AIM: Scan the data below and pick out the lines containing the word "CONTRACT".

THE DATA:
━━━━━━

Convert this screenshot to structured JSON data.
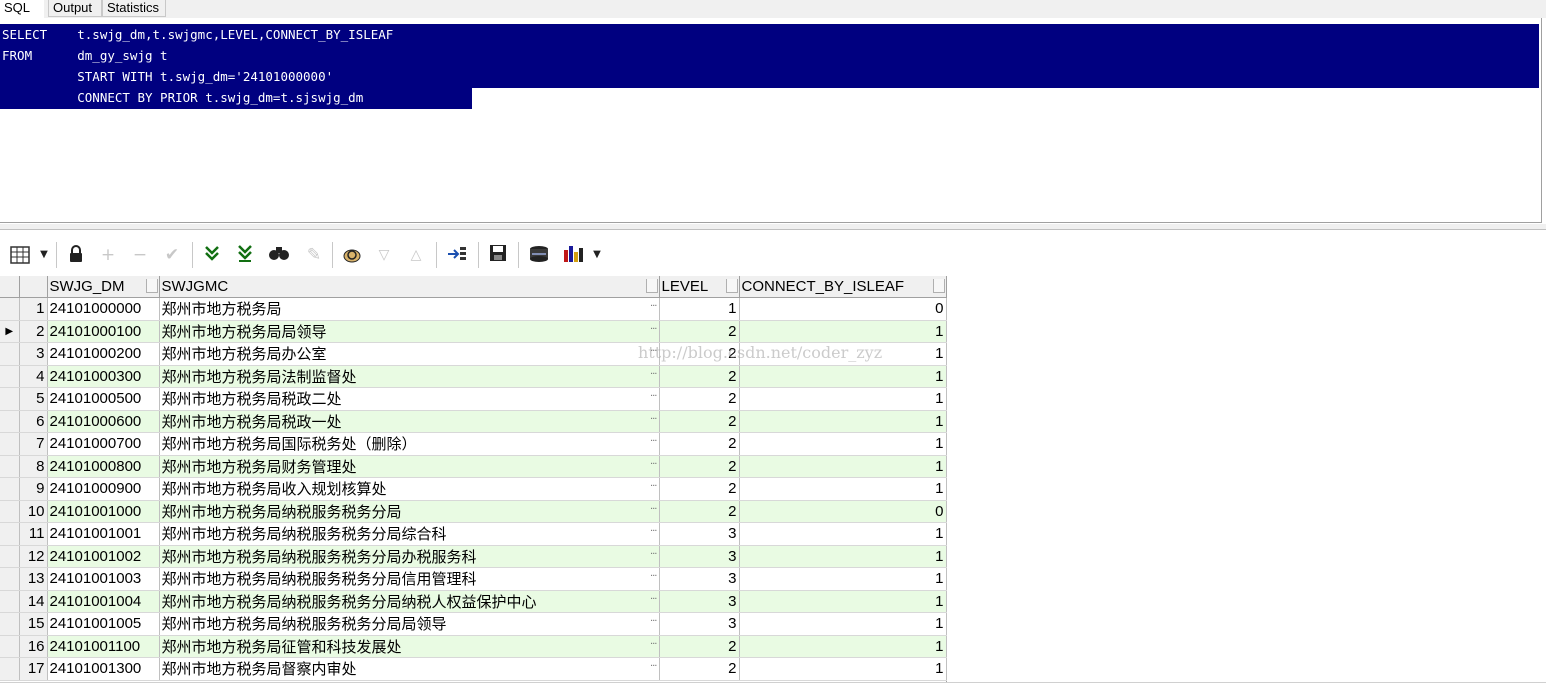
{
  "tabs": [
    "SQL",
    "Output",
    "Statistics"
  ],
  "sql_lines": [
    "SELECT    t.swjg_dm,t.swjgmc,LEVEL,CONNECT_BY_ISLEAF",
    "FROM      dm_gy_swjg t",
    "          START WITH t.swjg_dm='24101000000'",
    "          CONNECT BY PRIOR t.swjg_dm=t.sjswjg_dm"
  ],
  "toolbar": {
    "icons": [
      "grid-icon",
      "dropdown-arrow-icon",
      "lock-icon",
      "add-record-icon",
      "delete-record-icon",
      "post-edit-icon",
      "fetch-next-icon",
      "fetch-last-icon",
      "find-icon",
      "clear-icon",
      "query-by-example-icon",
      "sort-desc-icon",
      "sort-asc-icon",
      "single-record-view-icon",
      "save-icon",
      "export-icon",
      "chart-icon",
      "chart-dropdown-icon"
    ]
  },
  "grid": {
    "columns": [
      "SWJG_DM",
      "SWJGMC",
      "LEVEL",
      "CONNECT_BY_ISLEAF"
    ],
    "rows": [
      [
        "24101000000",
        "郑州市地方税务局",
        "1",
        "0"
      ],
      [
        "24101000100",
        "郑州市地方税务局局领导",
        "2",
        "1"
      ],
      [
        "24101000200",
        "郑州市地方税务局办公室",
        "2",
        "1"
      ],
      [
        "24101000300",
        "郑州市地方税务局法制监督处",
        "2",
        "1"
      ],
      [
        "24101000500",
        "郑州市地方税务局税政二处",
        "2",
        "1"
      ],
      [
        "24101000600",
        "郑州市地方税务局税政一处",
        "2",
        "1"
      ],
      [
        "24101000700",
        "郑州市地方税务局国际税务处（删除）",
        "2",
        "1"
      ],
      [
        "24101000800",
        "郑州市地方税务局财务管理处",
        "2",
        "1"
      ],
      [
        "24101000900",
        "郑州市地方税务局收入规划核算处",
        "2",
        "1"
      ],
      [
        "24101001000",
        "郑州市地方税务局纳税服务税务分局",
        "2",
        "0"
      ],
      [
        "24101001001",
        "郑州市地方税务局纳税服务税务分局综合科",
        "3",
        "1"
      ],
      [
        "24101001002",
        "郑州市地方税务局纳税服务税务分局办税服务科",
        "3",
        "1"
      ],
      [
        "24101001003",
        "郑州市地方税务局纳税服务税务分局信用管理科",
        "3",
        "1"
      ],
      [
        "24101001004",
        "郑州市地方税务局纳税服务税务分局纳税人权益保护中心",
        "3",
        "1"
      ],
      [
        "24101001005",
        "郑州市地方税务局纳税服务税务分局局领导",
        "3",
        "1"
      ],
      [
        "24101001100",
        "郑州市地方税务局征管和科技发展处",
        "2",
        "1"
      ],
      [
        "24101001300",
        "郑州市地方税务局督察内审处",
        "2",
        "1"
      ]
    ],
    "current_row": 2,
    "ellipsis": "···"
  },
  "watermark": "http://blog.csdn.net/coder_zyz"
}
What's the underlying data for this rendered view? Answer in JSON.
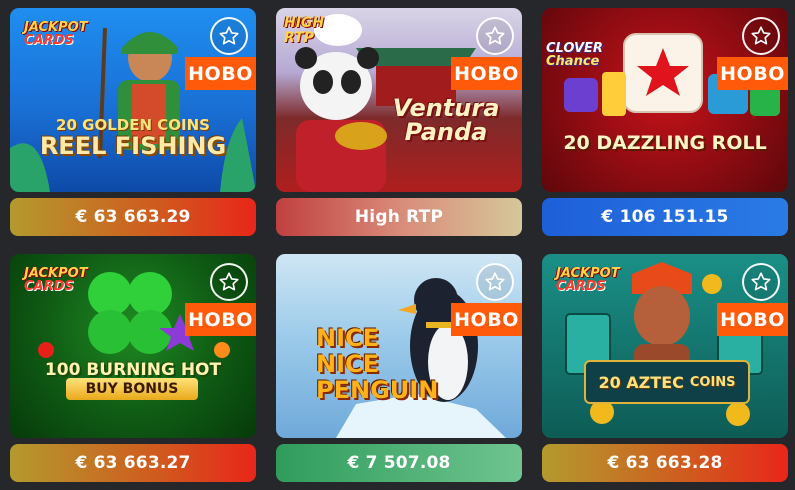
{
  "tiles": [
    {
      "brand_line1": "JACKPOT",
      "brand_line2": "CARDS",
      "subtitle": "20 GOLDEN COINS",
      "title": "REEL FISHING",
      "badge": "HOBO",
      "bar": "€ 63 663.29"
    },
    {
      "brand_line1": "HIGH",
      "brand_line2": "RTP",
      "title": "Ventura Panda",
      "badge": "HOBO",
      "bar": "High RTP"
    },
    {
      "brand_line1": "CLOVER",
      "brand_line2": "Chance",
      "title": "20 DAZZLING ROLL",
      "badge": "HOBO",
      "bar": "€ 106 151.15"
    },
    {
      "brand_line1": "JACKPOT",
      "brand_line2": "CARDS",
      "title": "100 BURNING HOT",
      "subtitle": "BUY BONUS",
      "badge": "HOBO",
      "bar": "€ 63 663.27"
    },
    {
      "title_l1": "NICE",
      "title_l2": "NICE",
      "title_l3": "PENGUIN",
      "badge": "HOBO",
      "bar": "€ 7 507.08"
    },
    {
      "brand_line1": "JACKPOT",
      "brand_line2": "CARDS",
      "title_l1": "20 AZTEC",
      "title_l2": "COINS",
      "badge": "HOBO",
      "bar": "€ 63 663.28"
    }
  ],
  "icons": {
    "favorite": "star-outline-icon"
  }
}
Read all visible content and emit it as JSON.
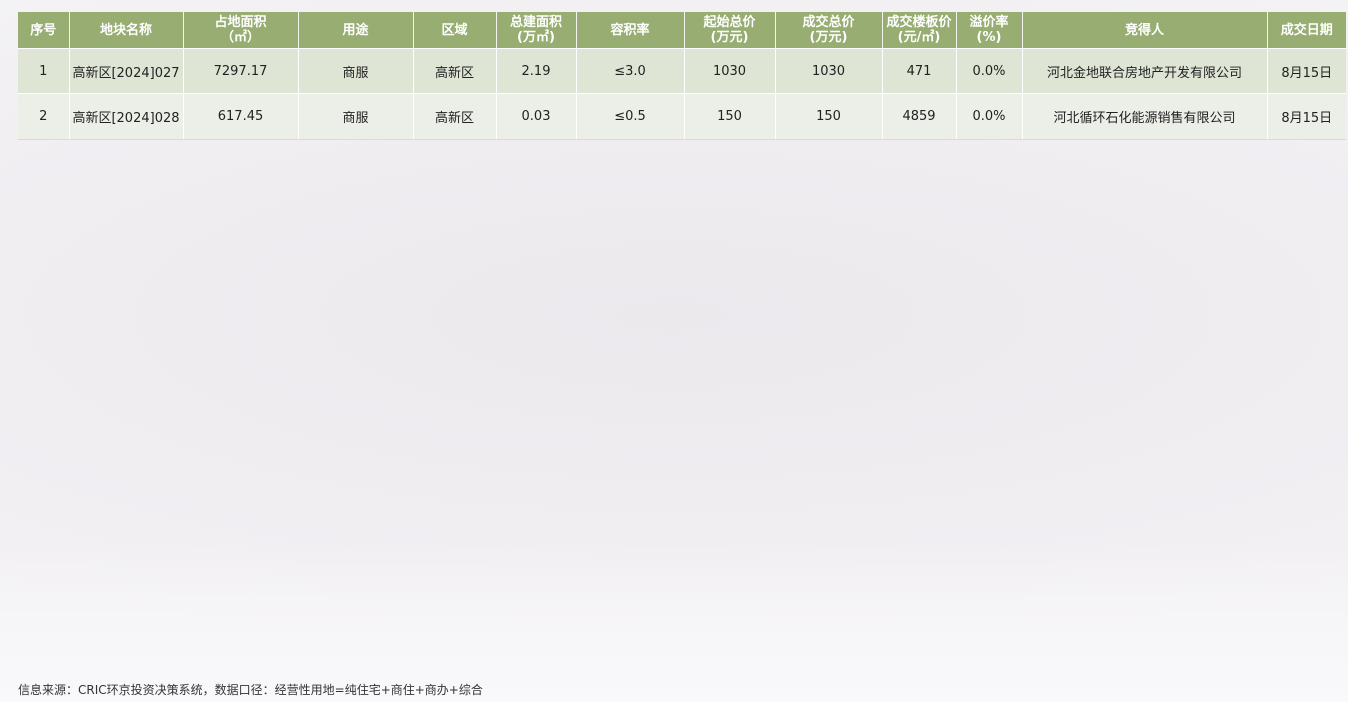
{
  "table": {
    "headers": [
      [
        "序号"
      ],
      [
        "地块名称"
      ],
      [
        "占地面积",
        "（㎡）"
      ],
      [
        "用途"
      ],
      [
        "区域"
      ],
      [
        "总建面积",
        "(万㎡)"
      ],
      [
        "容积率"
      ],
      [
        "起始总价",
        "(万元)"
      ],
      [
        "成交总价",
        "(万元)"
      ],
      [
        "成交楼板价",
        "(元/㎡)"
      ],
      [
        "溢价率",
        "(%)"
      ],
      [
        "竞得人"
      ],
      [
        "成交日期"
      ]
    ],
    "rows": [
      [
        "1",
        "高新区[2024]027",
        "7297.17",
        "商服",
        "高新区",
        "2.19",
        "≤3.0",
        "1030",
        "1030",
        "471",
        "0.0%",
        "河北金地联合房地产开发有限公司",
        "8月15日"
      ],
      [
        "2",
        "高新区[2024]028",
        "617.45",
        "商服",
        "高新区",
        "0.03",
        "≤0.5",
        "150",
        "150",
        "4859",
        "0.0%",
        "河北循环石化能源销售有限公司",
        "8月15日"
      ]
    ]
  },
  "footer": {
    "source_note": "信息来源：CRIC环京投资决策系统，数据口径：经营性用地=纯住宅+商住+商办+综合"
  },
  "colors": {
    "header_bg": "#97ad72",
    "header_text": "#ffffff",
    "row_odd_bg": "#dfe5d5",
    "row_even_bg": "#eceee8"
  }
}
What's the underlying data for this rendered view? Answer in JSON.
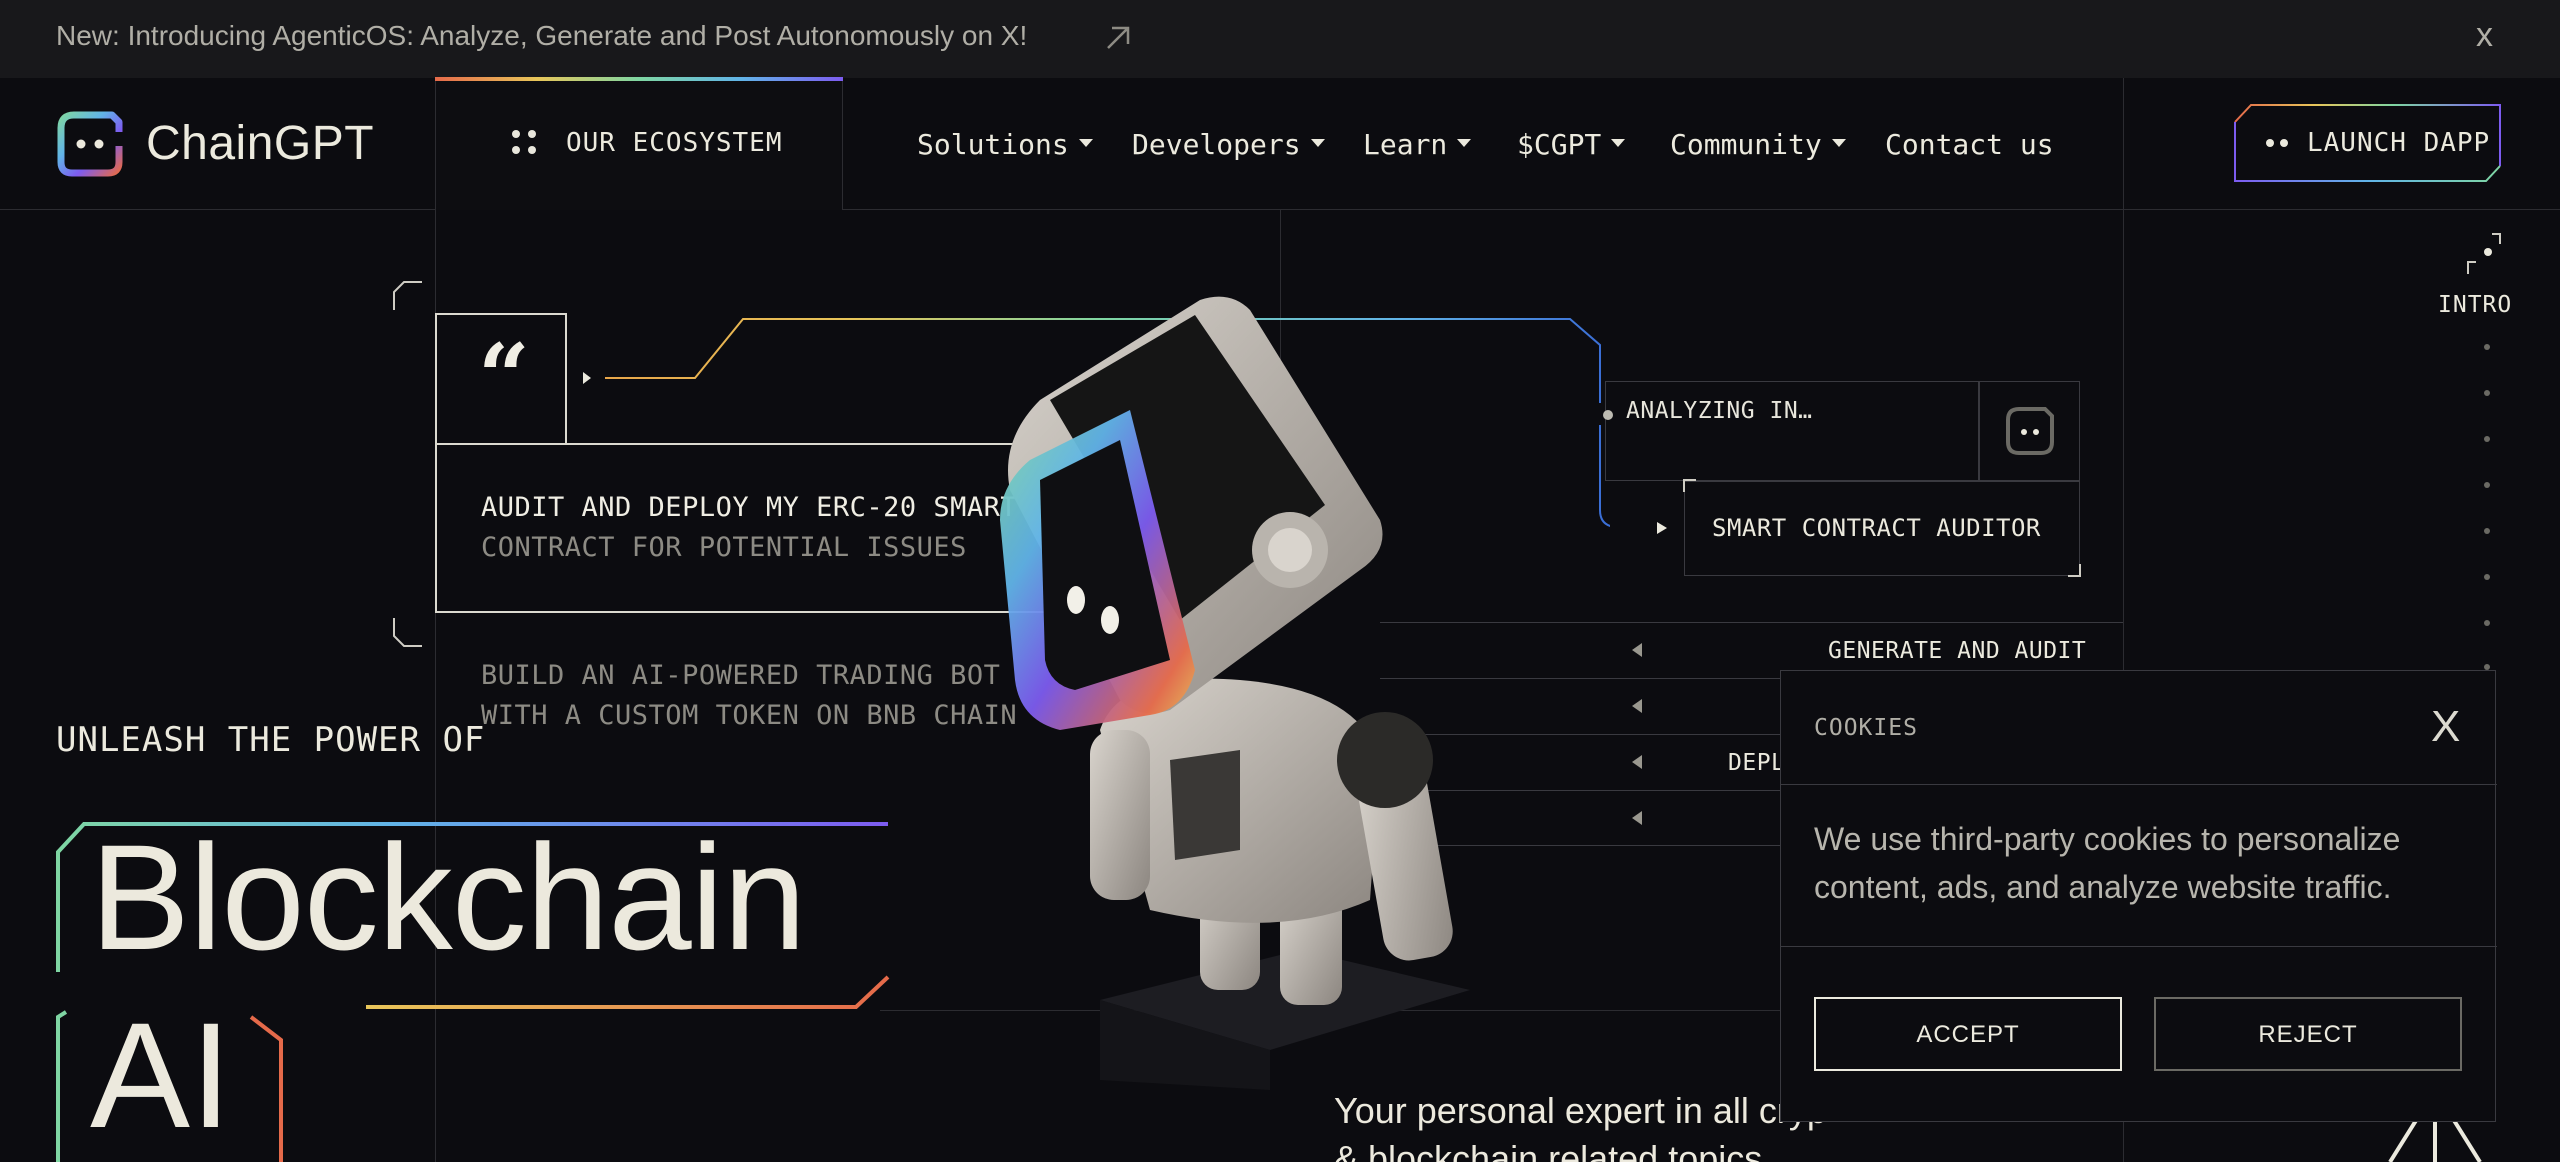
{
  "announcement": {
    "text": "New: Introducing AgenticOS: Analyze, Generate and Post Autonomously on X!",
    "close_label": "x"
  },
  "nav": {
    "brand": "ChainGPT",
    "ecosystem_label": "OUR ECOSYSTEM",
    "items": [
      {
        "label": "Solutions",
        "has_caret": true
      },
      {
        "label": "Developers",
        "has_caret": true
      },
      {
        "label": "Learn",
        "has_caret": true
      },
      {
        "label": "$CGPT",
        "has_caret": true
      },
      {
        "label": "Community",
        "has_caret": true
      },
      {
        "label": "Contact us",
        "has_caret": false
      }
    ],
    "launch_label": "LAUNCH DAPP"
  },
  "prompts": {
    "active_line_1": "AUDIT AND DEPLOY MY ERC-20 SMART",
    "active_line_2": "CONTRACT FOR POTENTIAL ISSUES",
    "next_line_1": "BUILD AN AI-POWERED TRADING BOT",
    "next_line_2": "WITH A CUSTOM TOKEN ON BNB CHAIN"
  },
  "agent_panel": {
    "status": "ANALYZING IN…",
    "tool": "SMART CONTRACT AUDITOR",
    "options": [
      "GENERATE AND AUDIT",
      "",
      "DEPL",
      ""
    ]
  },
  "hero": {
    "kicker": "UNLEASH THE POWER OF",
    "line_1": "Blockchain",
    "line_2": "AI",
    "tagline_1": "Your personal expert in all cryp",
    "tagline_2": "& blockchain related topics"
  },
  "rail": {
    "label": "INTRO"
  },
  "cookies": {
    "title": "COOKIES",
    "close_label": "X",
    "message": "We use third-party cookies to personalize content, ads, and analyze website traffic.",
    "accept_label": "ACCEPT",
    "reject_label": "REJECT"
  },
  "colors": {
    "background": "#0c0c10",
    "text": "#eceade",
    "muted": "#8d8b84",
    "border": "#2c2c31",
    "gradient": [
      "#e56a4a",
      "#e8c65a",
      "#7fd6a3",
      "#61b4e8",
      "#7d5cf0"
    ]
  }
}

━━━━━━

COMPLETE OUTPUT:
    "active_line_2": "CONTRACT FOR POTENTIAL ISSUES",
    "tool": "SMART CONTRACT AUDITOR",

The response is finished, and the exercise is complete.